>>
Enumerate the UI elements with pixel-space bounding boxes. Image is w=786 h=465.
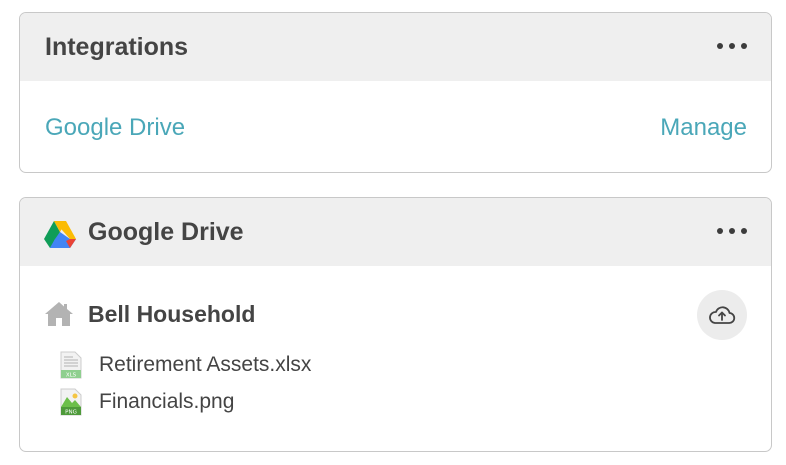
integration-google-drive-link[interactable]: Google Drive — [45, 114, 185, 142]
manage-integration-link[interactable]: Manage — [660, 114, 747, 142]
image-file-icon: PNG — [60, 388, 82, 415]
file-list: XLS Retirement Assets.xlsx PNG Financial… — [60, 346, 311, 420]
integrations-more-button[interactable] — [717, 39, 747, 53]
file-name: Financials.png — [99, 389, 235, 413]
google-drive-card-header: Google Drive — [20, 198, 771, 266]
integrations-title: Integrations — [45, 33, 189, 61]
spreadsheet-file-icon: XLS — [60, 351, 82, 378]
google-drive-icon — [44, 221, 76, 248]
more-dot-icon — [717, 228, 723, 234]
cloud-upload-icon — [709, 306, 736, 324]
more-dot-icon — [717, 43, 723, 49]
folder-row[interactable]: Bell Household — [44, 299, 255, 329]
home-icon — [45, 302, 73, 326]
integrations-card: Integrations Google Drive Manage — [19, 12, 772, 173]
more-dot-icon — [729, 43, 735, 49]
more-dot-icon — [729, 228, 735, 234]
more-dot-icon — [741, 43, 747, 49]
more-dot-icon — [741, 228, 747, 234]
cloud-upload-button[interactable] — [697, 290, 747, 340]
integrations-card-header: Integrations — [20, 13, 771, 81]
file-item-financials[interactable]: PNG Financials.png — [60, 383, 311, 420]
google-drive-card: Google Drive Bell Household XLS Retireme… — [19, 197, 772, 452]
folder-name: Bell Household — [88, 300, 256, 327]
file-type-label: PNG — [65, 409, 77, 415]
google-drive-more-button[interactable] — [717, 224, 747, 238]
file-item-retirement-assets[interactable]: XLS Retirement Assets.xlsx — [60, 346, 311, 383]
file-type-label: XLS — [66, 372, 77, 378]
google-drive-title: Google Drive — [88, 218, 244, 246]
file-name: Retirement Assets.xlsx — [99, 352, 312, 376]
<<
#### [GIVEN EXERCISE]
Rewrite all of the lines above, substituting "Bell Family" for every occurrence of "Bell Household" and leaving everything else the same. Leave the pictures out.

#### [FINISHED EXERCISE]
Enumerate the UI elements with pixel-space bounding boxes. Image is w=786 h=465.
integration-google-drive-link[interactable]: Google Drive — [45, 114, 185, 142]
manage-integration-link[interactable]: Manage — [660, 114, 747, 142]
image-file-icon: PNG — [60, 388, 82, 415]
file-list: XLS Retirement Assets.xlsx PNG Financial… — [60, 346, 311, 420]
integrations-more-button[interactable] — [717, 39, 747, 53]
file-name: Financials.png — [99, 389, 235, 413]
google-drive-card-header: Google Drive — [20, 198, 771, 266]
integrations-title: Integrations — [45, 33, 189, 61]
spreadsheet-file-icon: XLS — [60, 351, 82, 378]
google-drive-icon — [44, 221, 76, 248]
more-dot-icon — [717, 228, 723, 234]
cloud-upload-icon — [709, 306, 736, 324]
more-dot-icon — [717, 43, 723, 49]
folder-row[interactable]: Bell Family — [44, 299, 255, 329]
home-icon — [45, 302, 73, 326]
integrations-card: Integrations Google Drive Manage — [19, 12, 772, 173]
more-dot-icon — [729, 43, 735, 49]
more-dot-icon — [729, 228, 735, 234]
more-dot-icon — [741, 43, 747, 49]
more-dot-icon — [741, 228, 747, 234]
cloud-upload-button[interactable] — [697, 290, 747, 340]
integrations-card-header: Integrations — [20, 13, 771, 81]
file-item-financials[interactable]: PNG Financials.png — [60, 383, 311, 420]
google-drive-card: Google Drive Bell Family XLS Retireme… — [19, 197, 772, 452]
folder-name: Bell Family — [88, 300, 256, 327]
file-type-label: PNG — [65, 409, 77, 415]
google-drive-more-button[interactable] — [717, 224, 747, 238]
file-item-retirement-assets[interactable]: XLS Retirement Assets.xlsx — [60, 346, 311, 383]
file-type-label: XLS — [66, 372, 77, 378]
google-drive-title: Google Drive — [88, 218, 244, 246]
file-name: Retirement Assets.xlsx — [99, 352, 312, 376]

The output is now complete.